-- Task prompt --
Copy the listing verbatim, excluding any images found in it.

-- Source data --
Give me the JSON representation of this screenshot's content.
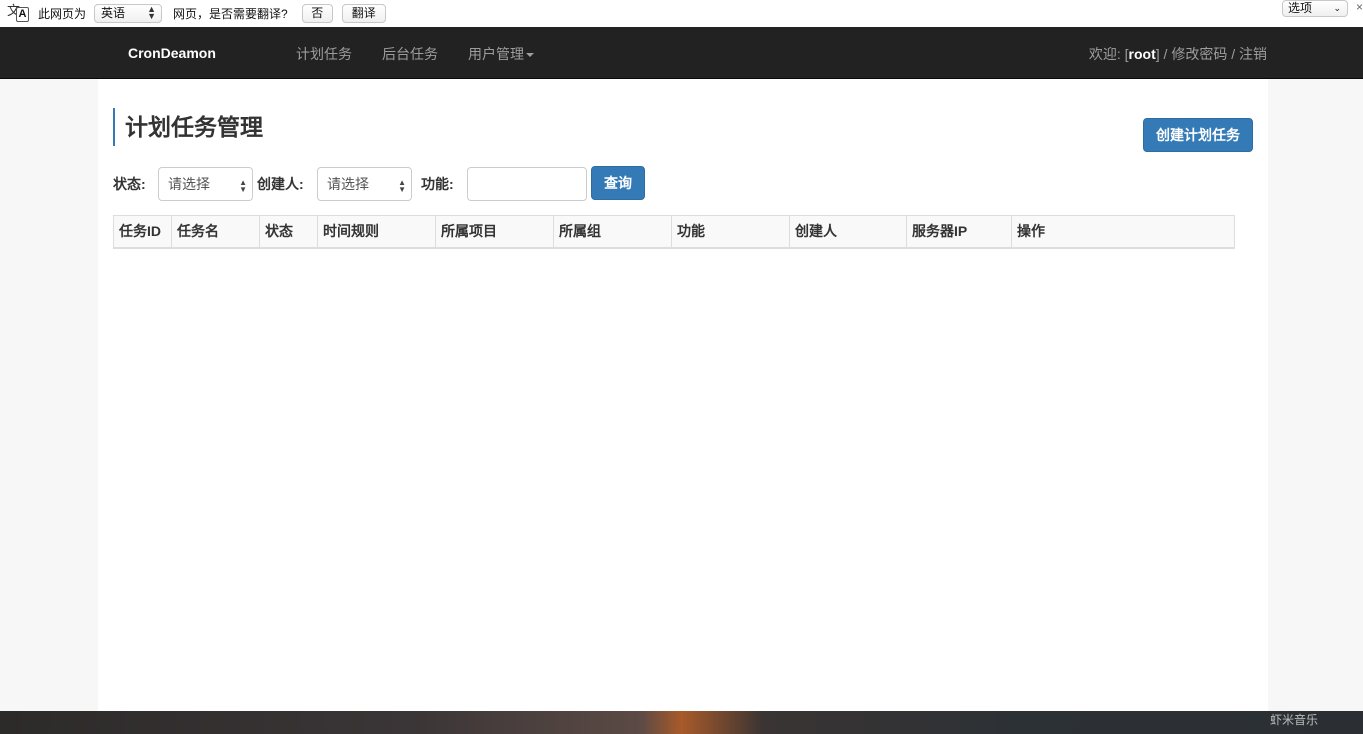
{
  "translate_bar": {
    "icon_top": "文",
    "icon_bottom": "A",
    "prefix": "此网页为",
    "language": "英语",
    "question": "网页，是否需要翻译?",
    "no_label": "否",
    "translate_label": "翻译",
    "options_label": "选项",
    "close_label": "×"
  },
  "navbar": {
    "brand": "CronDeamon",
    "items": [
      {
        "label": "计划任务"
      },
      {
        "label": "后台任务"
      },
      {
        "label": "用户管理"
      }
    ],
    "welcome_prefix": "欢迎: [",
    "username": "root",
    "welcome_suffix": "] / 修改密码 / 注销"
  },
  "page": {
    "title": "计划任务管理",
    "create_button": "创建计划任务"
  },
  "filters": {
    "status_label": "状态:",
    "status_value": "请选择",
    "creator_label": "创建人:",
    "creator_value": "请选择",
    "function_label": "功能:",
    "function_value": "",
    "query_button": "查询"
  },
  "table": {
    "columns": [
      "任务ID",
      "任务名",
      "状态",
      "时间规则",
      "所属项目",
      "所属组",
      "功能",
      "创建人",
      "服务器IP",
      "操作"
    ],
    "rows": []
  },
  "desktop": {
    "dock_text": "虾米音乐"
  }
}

-- Task response --
Give me the JSON representation of this screenshot's content.
{
  "translate_bar": {
    "icon_top": "文",
    "icon_bottom": "A",
    "prefix": "此网页为",
    "language": "英语",
    "question": "网页，是否需要翻译?",
    "no_label": "否",
    "translate_label": "翻译",
    "options_label": "选项",
    "close_label": "×"
  },
  "navbar": {
    "brand": "CronDeamon",
    "items": [
      {
        "label": "计划任务"
      },
      {
        "label": "后台任务"
      },
      {
        "label": "用户管理"
      }
    ],
    "welcome_prefix": "欢迎: [",
    "username": "root",
    "welcome_suffix": "] / 修改密码 / 注销"
  },
  "page": {
    "title": "计划任务管理",
    "create_button": "创建计划任务"
  },
  "filters": {
    "status_label": "状态:",
    "status_value": "请选择",
    "creator_label": "创建人:",
    "creator_value": "请选择",
    "function_label": "功能:",
    "function_value": "",
    "query_button": "查询"
  },
  "table": {
    "columns": [
      "任务ID",
      "任务名",
      "状态",
      "时间规则",
      "所属项目",
      "所属组",
      "功能",
      "创建人",
      "服务器IP",
      "操作"
    ],
    "rows": []
  },
  "desktop": {
    "dock_text": "虾米音乐"
  }
}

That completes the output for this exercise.